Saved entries
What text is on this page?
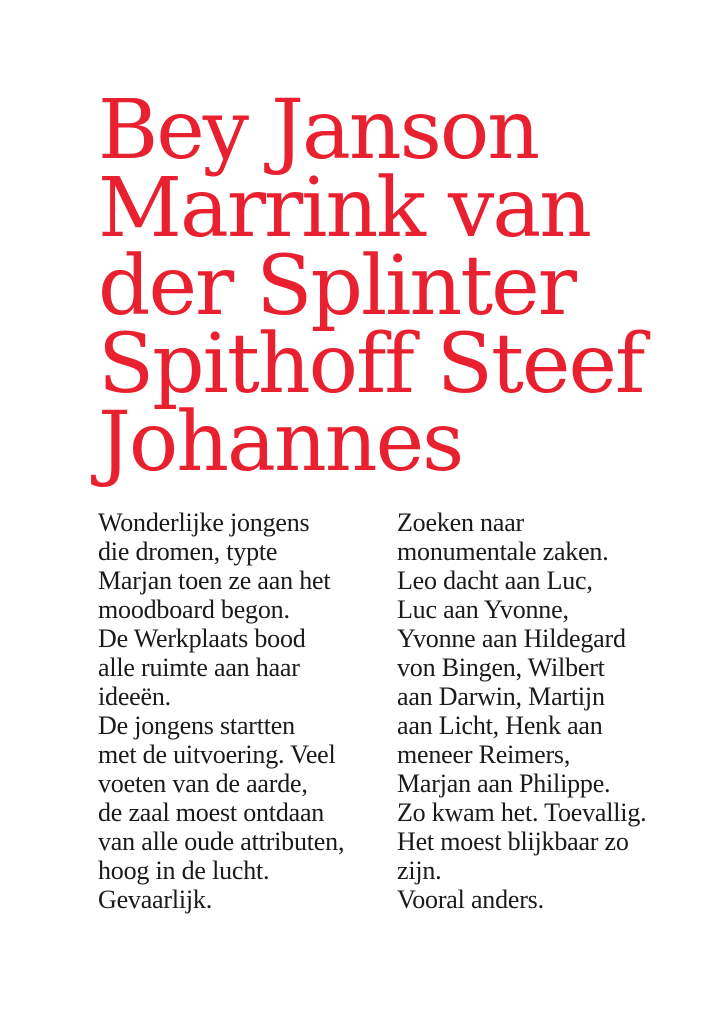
Bey Janson
Marrink van
der Splinter
Spithoff Steef
Johannes
Wonderlijke jongens
die dromen, typte
Marjan toen ze aan het
moodboard begon.
De Werkplaats bood
alle ruimte aan haar
ideeën.
De jongens startten
met de uitvoering. Veel
voeten van de aarde,
de zaal moest ontdaan
van alle oude attributen,
hoog in de lucht.
Gevaarlijk.
Zoeken naar
monumentale zaken.
Leo dacht aan Luc,
Luc aan Yvonne,
Yvonne aan Hildegard
von Bingen, Wilbert
aan Darwin, Martijn
aan Licht, Henk aan
meneer Reimers,
Marjan aan Philippe.
Zo kwam het. Toevallig.
Het moest blijkbaar zo
zijn.
Vooral anders.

→ What the task requires
Copy every line of the data exactly as written, excluding the pictures.

→ Result
What text is on this page?
Bey Janson
Marrink van
der Splinter
Spithoff Steef
Johannes
Wonderlijke jongens
die dromen, typte
Marjan toen ze aan het
moodboard begon.
De Werkplaats bood
alle ruimte aan haar
ideeën.
De jongens startten
met de uitvoering. Veel
voeten van de aarde,
de zaal moest ontdaan
van alle oude attributen,
hoog in de lucht.
Gevaarlijk.
Zoeken naar
monumentale zaken.
Leo dacht aan Luc,
Luc aan Yvonne,
Yvonne aan Hildegard
von Bingen, Wilbert
aan Darwin, Martijn
aan Licht, Henk aan
meneer Reimers,
Marjan aan Philippe.
Zo kwam het. Toevallig.
Het moest blijkbaar zo
zijn.
Vooral anders.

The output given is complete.